## Work instructions
Give the listing again in full, exactly as written.

## Extracted entries
•••
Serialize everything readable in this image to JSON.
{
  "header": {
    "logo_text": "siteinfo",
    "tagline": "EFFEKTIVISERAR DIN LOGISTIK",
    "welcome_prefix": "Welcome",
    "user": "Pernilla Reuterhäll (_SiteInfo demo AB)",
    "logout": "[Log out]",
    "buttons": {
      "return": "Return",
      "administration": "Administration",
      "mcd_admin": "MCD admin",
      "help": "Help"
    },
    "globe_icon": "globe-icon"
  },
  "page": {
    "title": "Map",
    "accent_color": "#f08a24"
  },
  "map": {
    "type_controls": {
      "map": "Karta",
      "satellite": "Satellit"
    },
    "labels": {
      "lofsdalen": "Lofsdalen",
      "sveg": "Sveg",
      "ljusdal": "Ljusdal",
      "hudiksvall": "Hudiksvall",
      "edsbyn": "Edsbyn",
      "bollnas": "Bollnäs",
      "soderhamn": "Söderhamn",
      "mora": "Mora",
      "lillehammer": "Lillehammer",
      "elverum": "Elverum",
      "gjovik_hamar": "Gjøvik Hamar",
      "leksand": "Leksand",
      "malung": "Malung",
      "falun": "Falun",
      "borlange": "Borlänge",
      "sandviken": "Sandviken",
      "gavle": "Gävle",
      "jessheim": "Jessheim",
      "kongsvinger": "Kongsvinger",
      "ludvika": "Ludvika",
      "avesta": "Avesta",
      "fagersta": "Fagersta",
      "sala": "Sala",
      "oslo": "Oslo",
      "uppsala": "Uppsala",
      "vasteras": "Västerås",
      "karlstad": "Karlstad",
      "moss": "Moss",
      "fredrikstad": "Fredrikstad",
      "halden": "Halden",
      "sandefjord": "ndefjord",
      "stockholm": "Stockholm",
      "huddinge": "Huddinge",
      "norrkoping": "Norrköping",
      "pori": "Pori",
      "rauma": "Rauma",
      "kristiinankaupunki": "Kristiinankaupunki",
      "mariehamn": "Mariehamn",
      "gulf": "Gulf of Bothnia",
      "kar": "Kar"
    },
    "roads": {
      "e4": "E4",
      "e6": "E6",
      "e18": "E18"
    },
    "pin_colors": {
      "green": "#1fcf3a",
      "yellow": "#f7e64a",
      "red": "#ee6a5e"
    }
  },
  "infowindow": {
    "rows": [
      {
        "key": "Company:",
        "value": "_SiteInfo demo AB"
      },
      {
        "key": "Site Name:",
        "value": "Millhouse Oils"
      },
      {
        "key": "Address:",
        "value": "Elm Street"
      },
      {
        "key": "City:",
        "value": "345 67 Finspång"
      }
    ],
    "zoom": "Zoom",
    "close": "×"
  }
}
•••
## Exercise solution
Serialize everything readable in this image to JSON.
{
  "header": {
    "logo_text": "siteinfo",
    "tagline": "EFFEKTIVISERAR DIN LOGISTIK",
    "welcome_prefix": "Welcome",
    "user": "Pernilla Reuterhäll (_SiteInfo demo AB)",
    "logout": "[Log out]",
    "buttons": {
      "return": "Return",
      "administration": "Administration",
      "mcd_admin": "MCD admin",
      "help": "Help"
    },
    "globe_icon": "globe-icon"
  },
  "page": {
    "title": "Map",
    "accent_color": "#f08a24"
  },
  "map": {
    "type_controls": {
      "map": "Karta",
      "satellite": "Satellit"
    },
    "labels": {
      "lofsdalen": "Lofsdalen",
      "sveg": "Sveg",
      "ljusdal": "Ljusdal",
      "hudiksvall": "Hudiksvall",
      "edsbyn": "Edsbyn",
      "bollnas": "Bollnäs",
      "soderhamn": "Söderhamn",
      "mora": "Mora",
      "lillehammer": "Lillehammer",
      "elverum": "Elverum",
      "gjovik_hamar": "Gjøvik Hamar",
      "leksand": "Leksand",
      "malung": "Malung",
      "falun": "Falun",
      "borlange": "Borlänge",
      "sandviken": "Sandviken",
      "gavle": "Gävle",
      "jessheim": "Jessheim",
      "kongsvinger": "Kongsvinger",
      "ludvika": "Ludvika",
      "avesta": "Avesta",
      "fagersta": "Fagersta",
      "sala": "Sala",
      "oslo": "Oslo",
      "uppsala": "Uppsala",
      "vasteras": "Västerås",
      "karlstad": "Karlstad",
      "moss": "Moss",
      "fredrikstad": "Fredrikstad",
      "halden": "Halden",
      "sandefjord": "ndefjord",
      "stockholm": "Stockholm",
      "huddinge": "Huddinge",
      "norrkoping": "Norrköping",
      "pori": "Pori",
      "rauma": "Rauma",
      "kristiinankaupunki": "Kristiinankaupunki",
      "mariehamn": "Mariehamn",
      "gulf": "Gulf of Bothnia",
      "kar": "Kar"
    },
    "roads": {
      "e4": "E4",
      "e6": "E6",
      "e18": "E18"
    },
    "pin_colors": {
      "green": "#1fcf3a",
      "yellow": "#f7e64a",
      "red": "#ee6a5e"
    }
  },
  "infowindow": {
    "rows": [
      {
        "key": "Company:",
        "value": "_SiteInfo demo AB"
      },
      {
        "key": "Site Name:",
        "value": "Millhouse Oils"
      },
      {
        "key": "Address:",
        "value": "Elm Street"
      },
      {
        "key": "City:",
        "value": "345 67 Finspång"
      }
    ],
    "zoom": "Zoom",
    "close": "×"
  }
}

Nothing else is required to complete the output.